*Document*
Edit: I suppose this just comes from my strong conviction that Test-Driven Development should be the way you develop.

You need a constant? Where's the test that says you need that constant? You need to get it from a properties file? the DB? and XML file? Where's the test? There's a bug? Where's the test that broke? You don't have a broken test? Well, write a test and see it fail to show that you need to fix something. Then fix it. Fixed? Do all your tests pass now? Great, you're done! Deploy it!
dennis deems
Ranch Hand

Joined: Mar 12, 2011
Posts: 808
I think it's okay to have constants whose text is identical if they have different functions. Maybe one is a table header, and the other is a label for an input field or something like that. If there were only the one key for these, then you find your table has a zillion columns and you decide to abbreviate your headers, now all your field labels are also abbreviated.
Winston Gutkowski
Bartender

Joined: Mar 17, 2011
Posts: 8008
    
  22

Junilu Lacar wrote:
Winston Gutkowski wrote:[Edit] Apologies Junilar, I now understand your point. I'm still not sure I agree with it though.

It's "Junilu" ;)

My apologies, mate.

Phew. Quite a lot to answer; I'll do my best, but I hope you don't mind if I pick and choose.

Writing those tests is not necessary in all cases...

I thought tests were written for "users", not programmers, but I may be out of date.

Sometimes though, especially with large legacy systems, you'll get duplication even with constants and properties...

Yes, but surely that's when "bounds" are most useful. Either a constant is or it isn't. Start mucking about with that and I suspect you'll have a lot more issues than what we're talking about. To my mind, everything else is a "translation" task.

But feel free to correct me.

Winston
Junilu Lacar
Bartender

Joined: Feb 26, 2001
Posts: 4742
    
    7

Winston Gutkowski wrote:I thought tests were written for "users", not programmers, but I may be out of date.

When you do TDD, most of the developer tests become, or are part of, the detailed design documentation. That is, the tests give examples of how APIs are used, exceptions you can expect under certain conditions, etc. That's totally for other programmers. Tests that involve the constants would ideally show other developers how those constants should be used.

Yes, but surely that's when "bounds" are most useful. Either a constant is or it isn't. Start mucking about with that and I suspect you'll have a lot more issues than what we're talking about. To my mind, everything else is a "translation" task.

Not quite sure what you mean here by "bounds" but let me give you an example of what I'm talking about:

1. Version 1.0 of an application was developed by an initial team. Application constants were created but the design wasn't clear (no tests). Say a constant, APP_DB_URL, was included in there.

2. Version 2.0 was developed by part of the initial team + new team members. Everyone was busy and communication and collaboration between team members is not great. New developers have not been made aware of the Application constants, much less APP_DB_URL. Because of inexperience, they just hard-code the values, same as the value represented by APP_DB_URL. That's now a problem that can become a bug (technical debt).

*Data extract*
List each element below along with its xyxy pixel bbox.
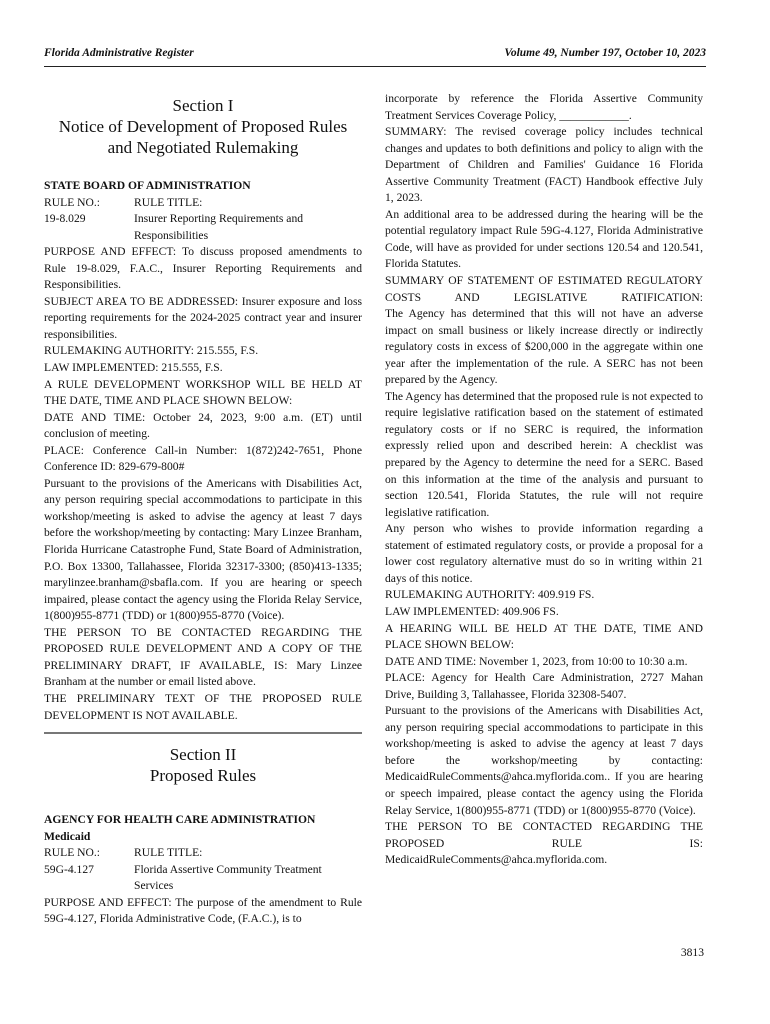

*Exercise instructions*
a – In the forum thread, which constant does the Version 1.0 example name?
b – From the forum thread, copy word for word the passage starting with "Joined: Mar 12, 2011" and going on through "with it though.".

*Answers to the tasks*
a – APP_DB_URL

b –
Joined: Mar 12, 2011
Posts: 808
I think it's okay to have constants whose text is identical if they have different functions. Maybe one is a table header, and the other is a label for an input field or something like that. If there were only the one key for these, then you find your table has a zillion columns and you decide to abbreviate your headers, now all your field labels are also abbreviated.
Winston Gutkowski
Bartender

Joined: Mar 17, 2011
Posts: 8008
    
  22

Junilu Lacar wrote:
Winston Gutkowski wrote:[Edit] Apologies Junilar, I now understand your point. I'm still not sure I agree with it though.